▶ [THE EXERCISE] Among the entries below, count the lines where the string "title" occurs, and give only the number.
▼
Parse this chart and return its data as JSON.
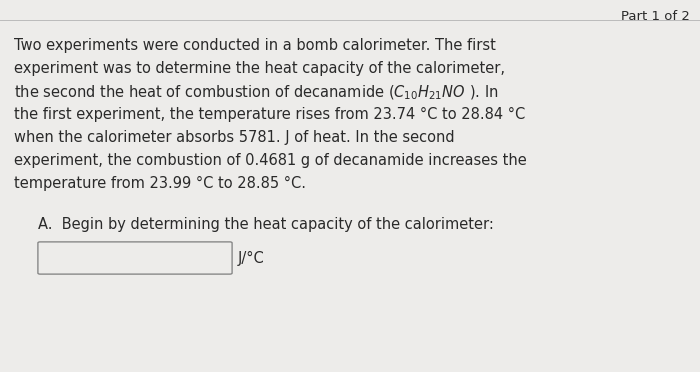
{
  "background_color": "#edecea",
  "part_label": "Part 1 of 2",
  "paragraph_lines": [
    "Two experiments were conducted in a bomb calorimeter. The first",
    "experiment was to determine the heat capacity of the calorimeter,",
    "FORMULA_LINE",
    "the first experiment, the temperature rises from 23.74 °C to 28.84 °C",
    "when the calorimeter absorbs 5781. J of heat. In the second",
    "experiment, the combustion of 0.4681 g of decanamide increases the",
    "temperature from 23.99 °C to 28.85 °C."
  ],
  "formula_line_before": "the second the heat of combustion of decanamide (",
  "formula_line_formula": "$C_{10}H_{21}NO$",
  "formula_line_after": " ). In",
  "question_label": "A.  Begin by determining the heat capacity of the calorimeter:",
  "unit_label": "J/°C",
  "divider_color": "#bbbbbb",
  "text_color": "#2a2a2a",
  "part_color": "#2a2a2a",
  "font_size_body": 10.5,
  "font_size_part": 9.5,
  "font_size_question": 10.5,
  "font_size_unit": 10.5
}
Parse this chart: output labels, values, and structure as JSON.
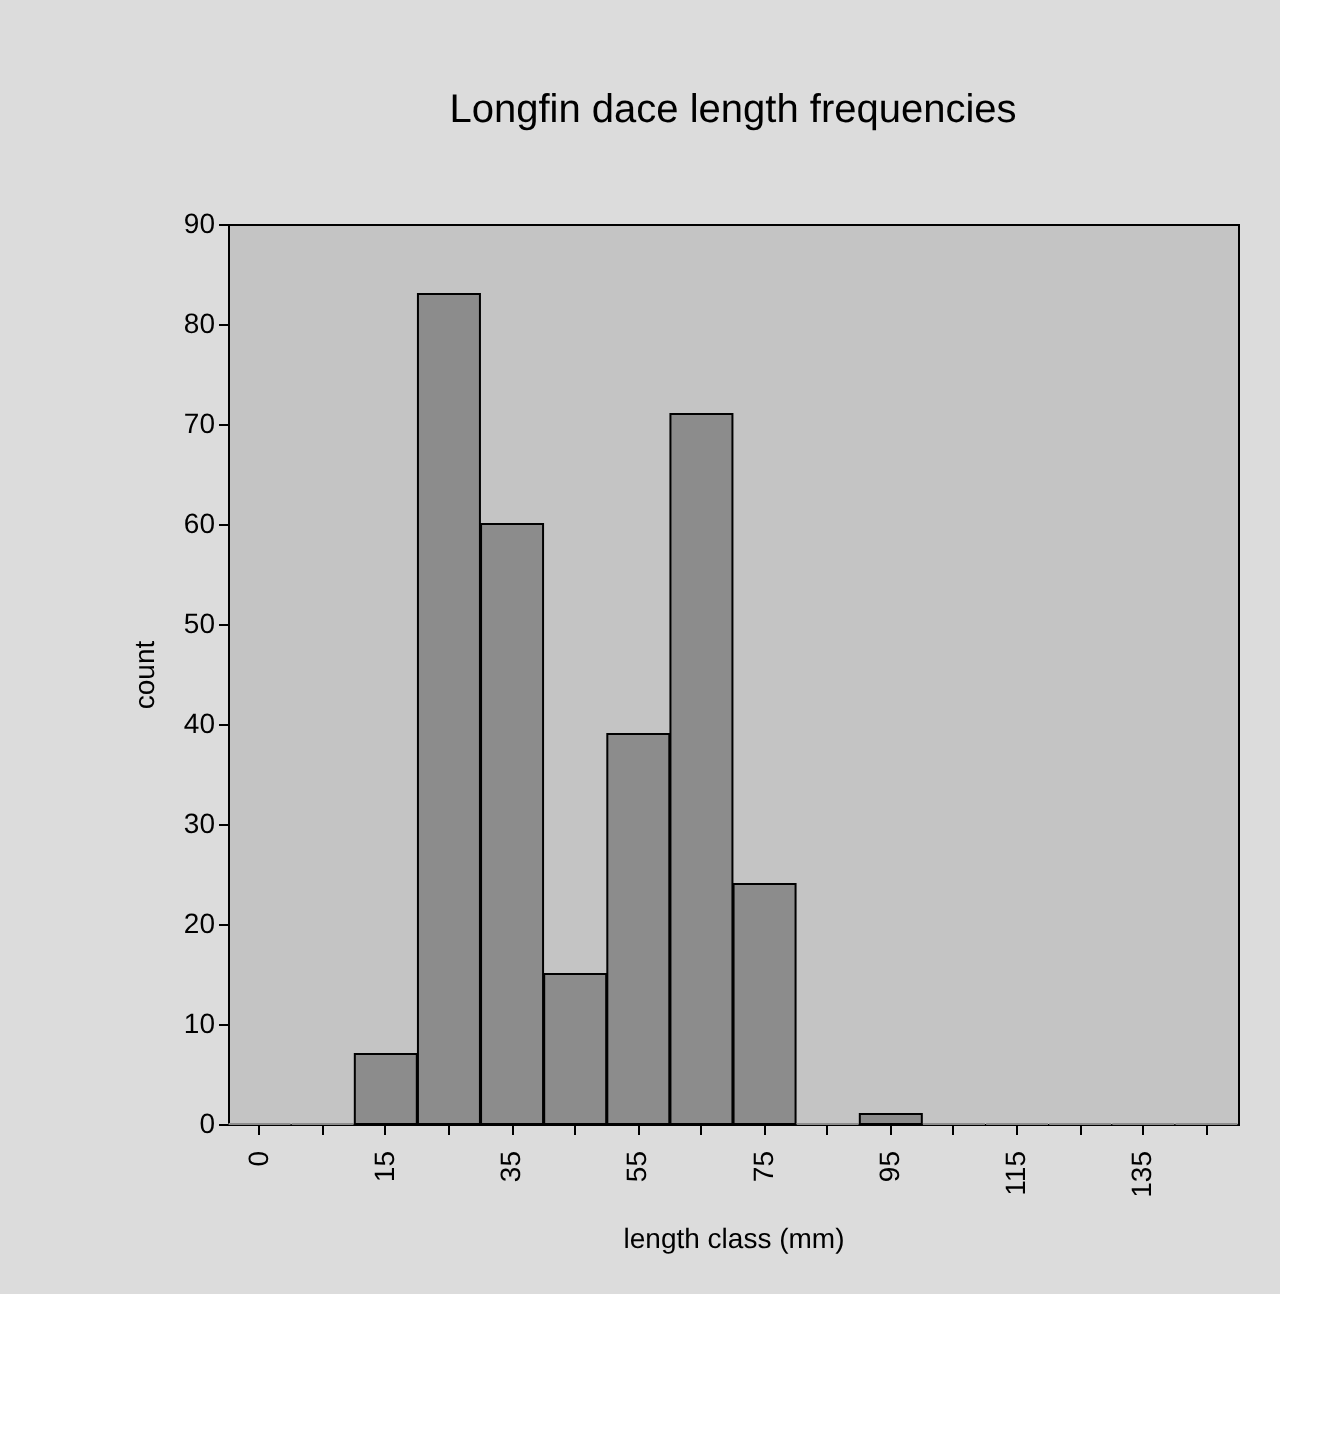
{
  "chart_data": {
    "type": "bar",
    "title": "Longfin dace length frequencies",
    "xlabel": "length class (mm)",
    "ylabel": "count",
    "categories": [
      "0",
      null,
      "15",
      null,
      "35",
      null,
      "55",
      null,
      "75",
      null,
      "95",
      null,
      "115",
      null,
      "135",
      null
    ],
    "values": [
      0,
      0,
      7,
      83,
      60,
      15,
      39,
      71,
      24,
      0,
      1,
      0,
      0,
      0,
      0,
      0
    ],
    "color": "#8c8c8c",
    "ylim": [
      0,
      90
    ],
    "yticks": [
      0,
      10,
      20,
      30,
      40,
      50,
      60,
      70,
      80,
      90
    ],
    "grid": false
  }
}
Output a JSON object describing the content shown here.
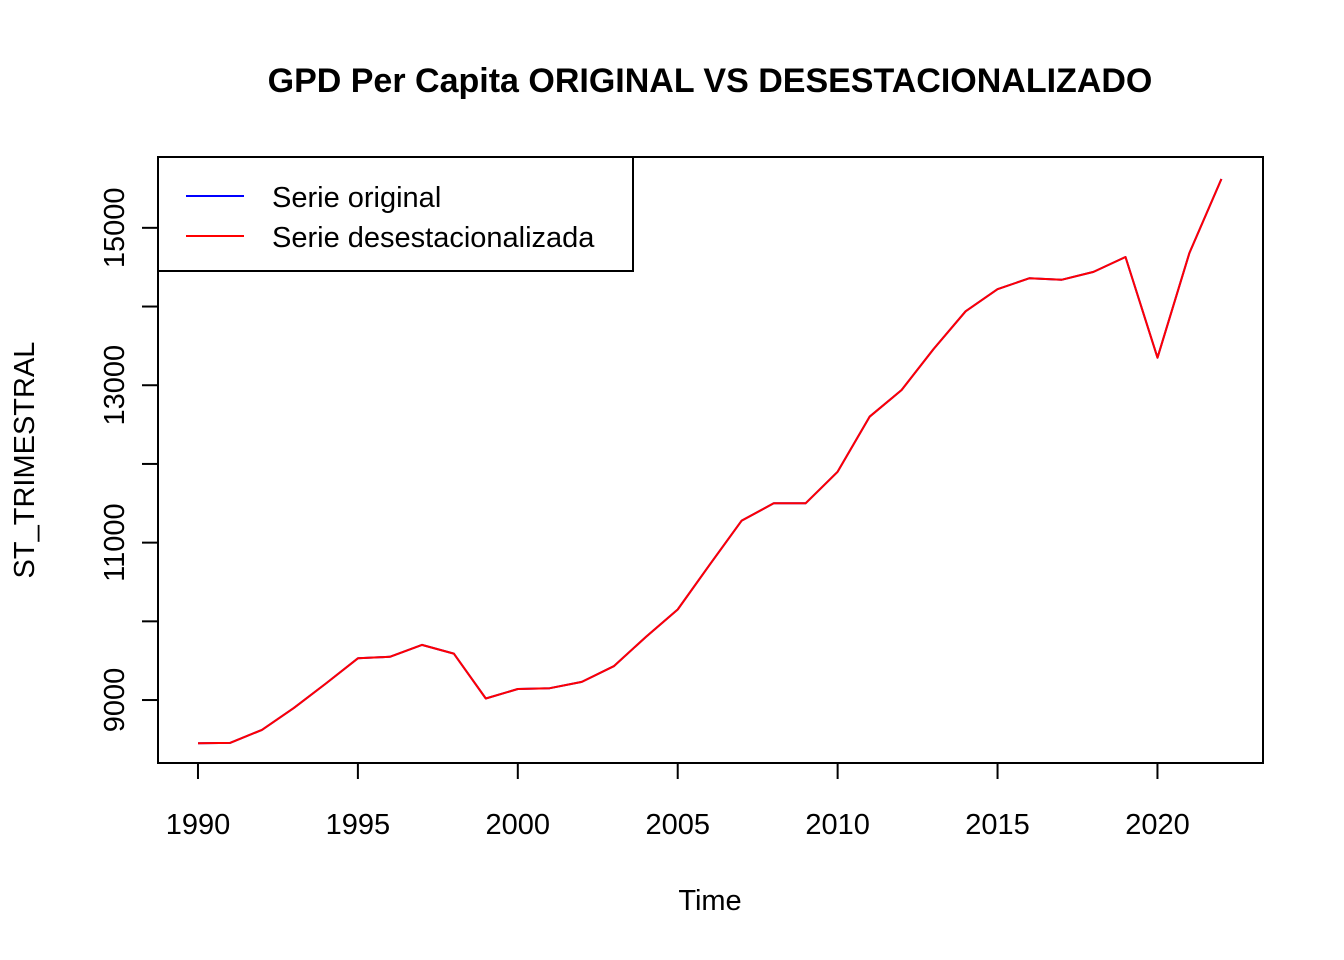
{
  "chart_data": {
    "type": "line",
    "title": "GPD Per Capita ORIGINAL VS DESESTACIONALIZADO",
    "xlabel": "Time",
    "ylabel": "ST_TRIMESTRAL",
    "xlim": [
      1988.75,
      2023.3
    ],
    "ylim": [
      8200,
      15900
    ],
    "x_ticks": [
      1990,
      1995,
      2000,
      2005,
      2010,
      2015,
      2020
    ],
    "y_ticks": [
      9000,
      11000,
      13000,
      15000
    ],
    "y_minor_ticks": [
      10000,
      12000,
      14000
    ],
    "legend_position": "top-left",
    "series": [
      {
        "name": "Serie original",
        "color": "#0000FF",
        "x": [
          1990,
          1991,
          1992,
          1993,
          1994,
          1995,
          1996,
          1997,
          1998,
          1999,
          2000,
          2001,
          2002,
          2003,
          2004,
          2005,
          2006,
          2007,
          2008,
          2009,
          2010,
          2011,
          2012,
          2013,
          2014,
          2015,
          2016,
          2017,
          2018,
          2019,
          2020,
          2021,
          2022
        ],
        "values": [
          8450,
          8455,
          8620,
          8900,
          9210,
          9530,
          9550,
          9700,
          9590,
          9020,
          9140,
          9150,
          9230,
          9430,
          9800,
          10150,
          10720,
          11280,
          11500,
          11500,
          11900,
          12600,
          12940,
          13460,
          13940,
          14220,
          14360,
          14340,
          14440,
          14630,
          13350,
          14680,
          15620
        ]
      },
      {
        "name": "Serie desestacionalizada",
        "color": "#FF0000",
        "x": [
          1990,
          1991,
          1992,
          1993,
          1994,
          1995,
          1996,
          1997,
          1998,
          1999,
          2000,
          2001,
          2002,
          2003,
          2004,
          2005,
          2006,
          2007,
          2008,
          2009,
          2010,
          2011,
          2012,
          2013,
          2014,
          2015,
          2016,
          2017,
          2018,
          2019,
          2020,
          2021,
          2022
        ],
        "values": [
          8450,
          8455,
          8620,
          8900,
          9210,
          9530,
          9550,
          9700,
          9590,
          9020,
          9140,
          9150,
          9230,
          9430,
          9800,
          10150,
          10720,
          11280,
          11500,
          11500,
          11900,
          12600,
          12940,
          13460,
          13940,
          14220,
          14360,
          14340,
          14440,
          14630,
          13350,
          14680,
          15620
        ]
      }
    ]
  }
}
▲
▶ [TASK RESPONSE] 2